** START OF Provided material **
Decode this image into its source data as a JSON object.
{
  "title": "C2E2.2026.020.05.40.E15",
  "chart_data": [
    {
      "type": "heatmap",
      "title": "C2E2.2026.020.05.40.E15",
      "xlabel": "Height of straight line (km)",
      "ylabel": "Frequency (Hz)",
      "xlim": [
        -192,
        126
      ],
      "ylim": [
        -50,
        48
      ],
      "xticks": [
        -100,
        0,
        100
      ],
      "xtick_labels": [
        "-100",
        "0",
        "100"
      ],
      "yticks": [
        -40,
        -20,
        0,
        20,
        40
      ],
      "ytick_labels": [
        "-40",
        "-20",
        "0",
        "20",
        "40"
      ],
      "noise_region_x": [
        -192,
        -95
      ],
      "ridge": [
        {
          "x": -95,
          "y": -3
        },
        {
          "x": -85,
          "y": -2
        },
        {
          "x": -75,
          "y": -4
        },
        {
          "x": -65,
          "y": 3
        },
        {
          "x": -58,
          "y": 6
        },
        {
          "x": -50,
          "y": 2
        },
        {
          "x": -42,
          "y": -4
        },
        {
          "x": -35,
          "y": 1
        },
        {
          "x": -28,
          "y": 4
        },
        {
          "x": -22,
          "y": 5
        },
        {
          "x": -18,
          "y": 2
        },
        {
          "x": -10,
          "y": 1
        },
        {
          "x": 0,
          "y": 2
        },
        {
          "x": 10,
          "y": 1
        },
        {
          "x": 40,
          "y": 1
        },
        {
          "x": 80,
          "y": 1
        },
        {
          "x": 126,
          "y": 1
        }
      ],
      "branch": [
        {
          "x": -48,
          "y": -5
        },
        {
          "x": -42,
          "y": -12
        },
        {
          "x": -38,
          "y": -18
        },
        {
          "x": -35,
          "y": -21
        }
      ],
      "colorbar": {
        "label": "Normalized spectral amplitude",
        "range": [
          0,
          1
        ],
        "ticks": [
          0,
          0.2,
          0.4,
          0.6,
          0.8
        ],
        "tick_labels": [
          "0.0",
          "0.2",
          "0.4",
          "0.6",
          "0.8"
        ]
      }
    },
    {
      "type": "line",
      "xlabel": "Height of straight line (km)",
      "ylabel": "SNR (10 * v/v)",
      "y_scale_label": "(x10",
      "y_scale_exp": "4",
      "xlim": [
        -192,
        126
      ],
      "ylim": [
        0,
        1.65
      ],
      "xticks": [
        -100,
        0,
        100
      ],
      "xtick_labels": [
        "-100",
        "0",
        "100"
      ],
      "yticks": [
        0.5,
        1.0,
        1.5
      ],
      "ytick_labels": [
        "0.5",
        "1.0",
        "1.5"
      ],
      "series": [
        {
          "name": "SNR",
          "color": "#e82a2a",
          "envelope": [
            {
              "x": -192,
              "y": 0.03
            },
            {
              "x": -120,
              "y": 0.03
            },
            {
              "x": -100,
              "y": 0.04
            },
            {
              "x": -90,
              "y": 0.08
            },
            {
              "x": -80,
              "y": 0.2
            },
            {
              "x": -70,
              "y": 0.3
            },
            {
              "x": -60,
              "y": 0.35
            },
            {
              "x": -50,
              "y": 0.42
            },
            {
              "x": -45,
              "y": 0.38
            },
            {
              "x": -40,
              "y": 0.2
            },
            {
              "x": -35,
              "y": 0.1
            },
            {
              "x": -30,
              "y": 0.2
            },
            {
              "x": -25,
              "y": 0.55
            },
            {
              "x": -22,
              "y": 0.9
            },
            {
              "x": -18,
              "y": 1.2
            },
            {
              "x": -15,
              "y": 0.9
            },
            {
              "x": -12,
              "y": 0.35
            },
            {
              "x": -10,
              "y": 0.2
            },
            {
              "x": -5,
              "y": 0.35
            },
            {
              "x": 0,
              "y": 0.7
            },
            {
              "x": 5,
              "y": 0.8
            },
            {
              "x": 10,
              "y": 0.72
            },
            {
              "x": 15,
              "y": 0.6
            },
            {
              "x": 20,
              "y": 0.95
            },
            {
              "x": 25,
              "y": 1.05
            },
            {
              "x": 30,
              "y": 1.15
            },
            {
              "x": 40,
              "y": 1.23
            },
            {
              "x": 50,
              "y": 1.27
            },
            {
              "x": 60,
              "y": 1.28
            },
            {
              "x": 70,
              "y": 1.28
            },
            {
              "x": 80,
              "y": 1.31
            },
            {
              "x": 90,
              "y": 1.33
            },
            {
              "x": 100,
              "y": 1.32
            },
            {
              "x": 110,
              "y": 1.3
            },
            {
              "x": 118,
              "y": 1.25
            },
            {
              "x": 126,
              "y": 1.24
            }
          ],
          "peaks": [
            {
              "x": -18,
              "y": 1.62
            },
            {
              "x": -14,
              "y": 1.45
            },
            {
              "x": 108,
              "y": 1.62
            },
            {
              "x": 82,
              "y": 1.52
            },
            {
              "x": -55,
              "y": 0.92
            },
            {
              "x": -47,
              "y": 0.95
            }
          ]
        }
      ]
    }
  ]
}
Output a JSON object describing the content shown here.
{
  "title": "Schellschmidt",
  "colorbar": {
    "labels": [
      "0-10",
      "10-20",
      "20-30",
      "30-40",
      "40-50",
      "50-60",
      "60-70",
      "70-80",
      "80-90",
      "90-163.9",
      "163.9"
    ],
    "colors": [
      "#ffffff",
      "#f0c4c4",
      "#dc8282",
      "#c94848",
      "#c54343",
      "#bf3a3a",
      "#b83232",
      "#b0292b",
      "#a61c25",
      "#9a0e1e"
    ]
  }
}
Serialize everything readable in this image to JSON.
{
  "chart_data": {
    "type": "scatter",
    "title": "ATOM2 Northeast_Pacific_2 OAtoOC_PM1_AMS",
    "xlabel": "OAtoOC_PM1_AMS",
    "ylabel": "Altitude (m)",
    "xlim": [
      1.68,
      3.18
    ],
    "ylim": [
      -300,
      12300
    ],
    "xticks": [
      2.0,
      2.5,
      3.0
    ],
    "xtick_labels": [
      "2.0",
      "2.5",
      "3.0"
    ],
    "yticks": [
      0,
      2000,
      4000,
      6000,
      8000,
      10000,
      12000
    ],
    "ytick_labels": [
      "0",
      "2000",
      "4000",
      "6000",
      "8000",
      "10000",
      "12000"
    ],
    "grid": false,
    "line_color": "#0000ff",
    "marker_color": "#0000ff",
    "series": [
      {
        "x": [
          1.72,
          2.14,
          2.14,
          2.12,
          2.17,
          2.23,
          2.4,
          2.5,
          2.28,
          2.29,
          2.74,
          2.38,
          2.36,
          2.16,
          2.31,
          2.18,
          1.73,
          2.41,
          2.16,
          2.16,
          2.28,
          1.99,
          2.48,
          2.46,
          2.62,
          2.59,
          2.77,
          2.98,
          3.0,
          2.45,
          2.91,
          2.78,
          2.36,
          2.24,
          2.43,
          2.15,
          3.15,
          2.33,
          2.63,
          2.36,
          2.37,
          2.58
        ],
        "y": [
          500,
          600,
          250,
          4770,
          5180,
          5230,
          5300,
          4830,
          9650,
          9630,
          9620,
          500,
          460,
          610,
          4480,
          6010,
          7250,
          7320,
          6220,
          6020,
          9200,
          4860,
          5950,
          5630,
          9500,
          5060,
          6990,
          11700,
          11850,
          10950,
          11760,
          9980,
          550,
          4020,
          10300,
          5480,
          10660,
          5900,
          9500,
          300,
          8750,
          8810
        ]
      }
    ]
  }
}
** END OF Provided material **
What is required => Using the records above, gather all lines where the string "JSON" is present.

The result =>
Decode this image into its source data as a JSON object.
Output a JSON object describing the content shown here.
Serialize everything readable in this image to JSON.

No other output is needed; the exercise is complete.